§ **Task statement**: Reproduce each of the lines word for word.

Stored data
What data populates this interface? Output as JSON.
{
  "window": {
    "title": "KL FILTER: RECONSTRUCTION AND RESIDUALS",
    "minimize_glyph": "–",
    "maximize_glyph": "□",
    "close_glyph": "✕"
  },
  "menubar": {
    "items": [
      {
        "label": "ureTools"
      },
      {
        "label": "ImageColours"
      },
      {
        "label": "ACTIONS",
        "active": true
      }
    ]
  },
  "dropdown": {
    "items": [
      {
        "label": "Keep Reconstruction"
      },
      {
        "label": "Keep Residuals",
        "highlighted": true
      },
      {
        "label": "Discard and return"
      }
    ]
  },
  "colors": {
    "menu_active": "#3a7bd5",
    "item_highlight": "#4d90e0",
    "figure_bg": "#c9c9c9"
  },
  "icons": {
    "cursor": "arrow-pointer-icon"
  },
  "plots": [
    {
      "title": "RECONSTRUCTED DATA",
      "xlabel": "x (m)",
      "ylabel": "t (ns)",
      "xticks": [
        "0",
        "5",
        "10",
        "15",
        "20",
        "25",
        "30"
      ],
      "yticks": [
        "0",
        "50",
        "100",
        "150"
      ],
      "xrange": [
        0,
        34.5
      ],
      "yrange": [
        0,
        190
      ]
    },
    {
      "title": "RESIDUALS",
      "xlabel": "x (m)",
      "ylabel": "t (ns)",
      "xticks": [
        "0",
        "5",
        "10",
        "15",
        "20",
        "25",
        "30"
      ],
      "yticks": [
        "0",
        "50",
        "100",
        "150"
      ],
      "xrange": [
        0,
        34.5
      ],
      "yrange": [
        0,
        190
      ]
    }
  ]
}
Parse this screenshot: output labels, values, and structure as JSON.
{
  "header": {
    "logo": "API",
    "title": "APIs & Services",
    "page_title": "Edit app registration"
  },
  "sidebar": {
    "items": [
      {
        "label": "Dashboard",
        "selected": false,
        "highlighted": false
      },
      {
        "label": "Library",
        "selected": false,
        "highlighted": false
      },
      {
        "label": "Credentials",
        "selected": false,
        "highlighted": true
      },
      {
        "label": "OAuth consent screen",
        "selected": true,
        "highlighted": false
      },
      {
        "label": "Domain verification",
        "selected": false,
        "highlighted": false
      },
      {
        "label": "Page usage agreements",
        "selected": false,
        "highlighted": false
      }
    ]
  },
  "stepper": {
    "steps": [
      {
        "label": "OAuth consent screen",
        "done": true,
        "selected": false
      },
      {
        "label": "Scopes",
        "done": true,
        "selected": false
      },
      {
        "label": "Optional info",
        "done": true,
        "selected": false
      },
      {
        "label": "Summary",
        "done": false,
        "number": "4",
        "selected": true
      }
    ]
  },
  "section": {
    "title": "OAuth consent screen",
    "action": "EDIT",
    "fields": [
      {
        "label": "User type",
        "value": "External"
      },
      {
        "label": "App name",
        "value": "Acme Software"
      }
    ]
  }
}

§ **Result of the task**:
What data populates this interface? Output as JSON.
{
  "window": {
    "title": "KL FILTER: RECONSTRUCTION AND RESIDUALS",
    "minimize_glyph": "–",
    "maximize_glyph": "□",
    "close_glyph": "✕"
  },
  "menubar": {
    "items": [
      {
        "label": "ureTools"
      },
      {
        "label": "ImageColours"
      },
      {
        "label": "ACTIONS",
        "active": true
      }
    ]
  },
  "dropdown": {
    "items": [
      {
        "label": "Keep Reconstruction"
      },
      {
        "label": "Keep Residuals",
        "highlighted": true
      },
      {
        "label": "Discard and return"
      }
    ]
  },
  "colors": {
    "menu_active": "#3a7bd5",
    "item_highlight": "#4d90e0",
    "figure_bg": "#c9c9c9"
  },
  "icons": {
    "cursor": "arrow-pointer-icon"
  },
  "plots": [
    {
      "title": "RECONSTRUCTED DATA",
      "xlabel": "x (m)",
      "ylabel": "t (ns)",
      "xticks": [
        "0",
        "5",
        "10",
        "15",
        "20",
        "25",
        "30"
      ],
      "yticks": [
        "0",
        "50",
        "100",
        "150"
      ],
      "xrange": [
        0,
        34.5
      ],
      "yrange": [
        0,
        190
      ]
    },
    {
      "title": "RESIDUALS",
      "xlabel": "x (m)",
      "ylabel": "t (ns)",
      "xticks": [
        "0",
        "5",
        "10",
        "15",
        "20",
        "25",
        "30"
      ],
      "yticks": [
        "0",
        "50",
        "100",
        "150"
      ],
      "xrange": [
        0,
        34.5
      ],
      "yrange": [
        0,
        190
      ]
    }
  ]
}
Parse this screenshot: output labels, values, and structure as JSON.
{
  "header": {
    "logo": "API",
    "title": "APIs & Services",
    "page_title": "Edit app registration"
  },
  "sidebar": {
    "items": [
      {
        "label": "Dashboard",
        "selected": false,
        "highlighted": false
      },
      {
        "label": "Library",
        "selected": false,
        "highlighted": false
      },
      {
        "label": "Credentials",
        "selected": false,
        "highlighted": true
      },
      {
        "label": "OAuth consent screen",
        "selected": true,
        "highlighted": false
      },
      {
        "label": "Domain verification",
        "selected": false,
        "highlighted": false
      },
      {
        "label": "Page usage agreements",
        "selected": false,
        "highlighted": false
      }
    ]
  },
  "stepper": {
    "steps": [
      {
        "label": "OAuth consent screen",
        "done": true,
        "selected": false
      },
      {
        "label": "Scopes",
        "done": true,
        "selected": false
      },
      {
        "label": "Optional info",
        "done": true,
        "selected": false
      },
      {
        "label": "Summary",
        "done": false,
        "number": "4",
        "selected": true
      }
    ]
  },
  "section": {
    "title": "OAuth consent screen",
    "action": "EDIT",
    "fields": [
      {
        "label": "User type",
        "value": "External"
      },
      {
        "label": "App name",
        "value": "Acme Software"
      }
    ]
  }
}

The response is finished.